- What the task asks -
Below are records; state how many of their lines hold the word "قبضه", and give only the figure.

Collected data
• • • • •
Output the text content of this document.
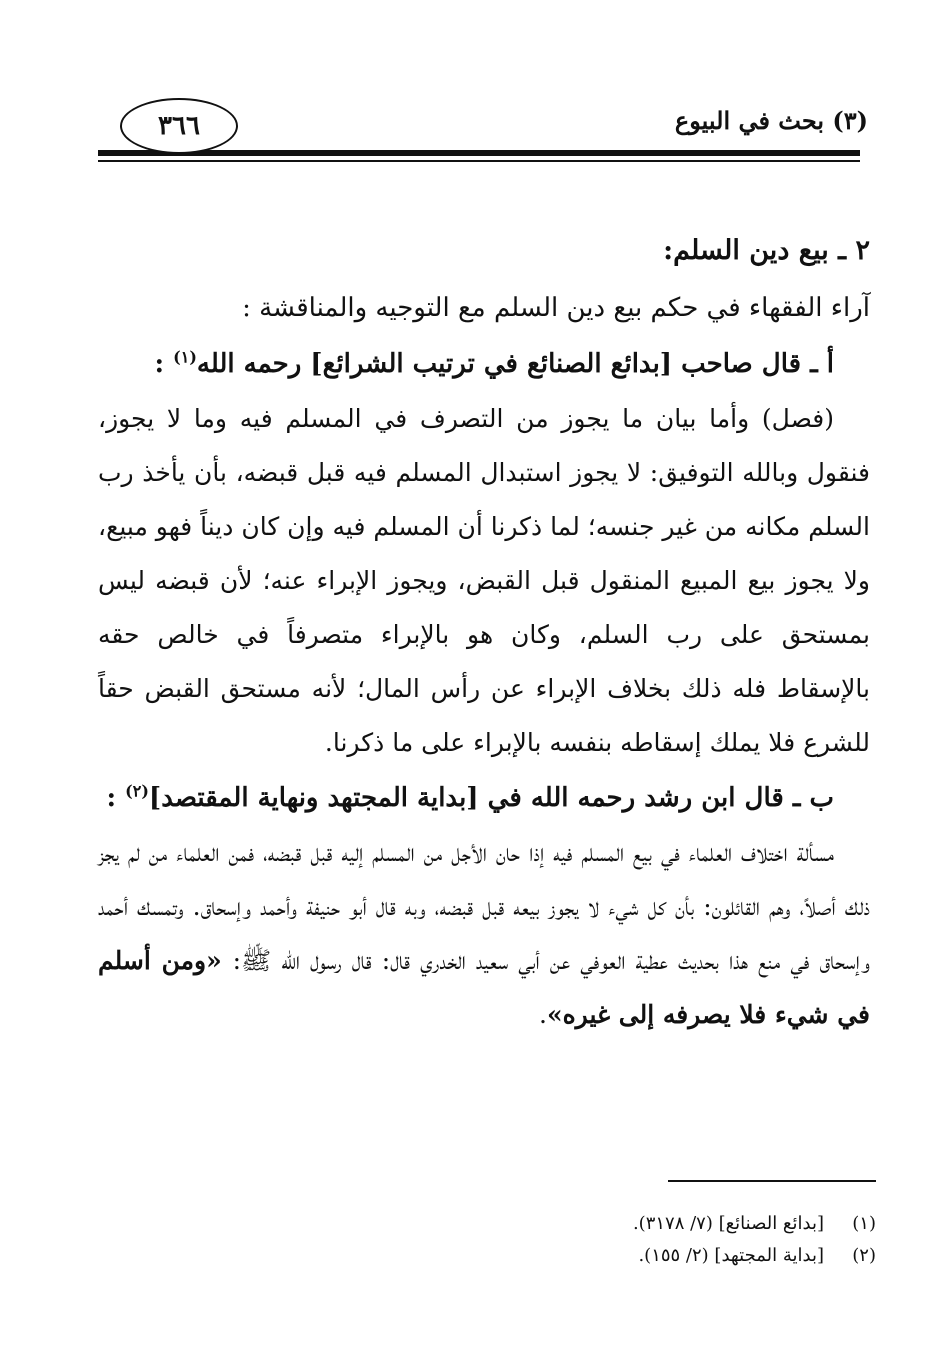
٣٦٦	(٣) بحث في البيوع

٢ ـ بيع دين السلم:

آراء الفقهاء في حكم بيع دين السلم مع التوجيه والمناقشة :

أ ـ قال صاحب [بدائع الصنائع في ترتيب الشرائع] رحمه الله$^{(١)}$ :

(فصل) وأما بيان ما يجوز من التصرف في المسلم فيه وما لا يجوز، فنقول وبالله التوفيق: لا يجوز استبدال المسلم فيه قبل قبضه، بأن يأخذ رب السلم مكانه من غير جنسه؛ لما ذكرنا أن المسلم فيه وإن كان ديناً فهو مبيع، ولا يجوز بيع المبيع المنقول قبل القبض، ويجوز الإبراء عنه؛ لأن قبضه ليس بمستحق على رب السلم، وكان هو بالإبراء متصرفاً في خالص حقه بالإسقاط فله ذلك بخلاف الإبراء عن رأس المال؛ لأنه مستحق القبض حقاً للشرع فلا يملك إسقاطه بنفسه بالإبراء على ما ذكرنا.

ب ـ قال ابن رشد رحمه الله في [بداية المجتهد ونهاية المقتصد]$^{(٢)}$ :

مسألة اختلاف العلماء في بيع المسلم فيه إذا حان الأجل من المسلم إليه قبل قبضه، فمن العلماء من لم يجز ذلك أصلاً، وهم القائلون: بأن كل شيء لا يجوز بيعه قبل قبضه، وبه قال أبو حنيفة وأحمد وإسحاق. وتمسك أحمد وإسحاق في منع هذا بحديث عطية العوفي عن أبي سعيد الخدري قال: قال رسول الله ﷺ: «ومن أسلم في شيء فلا يصرفه إلى غيره».

(١)[بدائع الصنائع] (٧/ ٣١٧٨).

(٢)[بداية المجتهد] (٢/ ١٥٥).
• • • • •
- Answer to this exercise -
2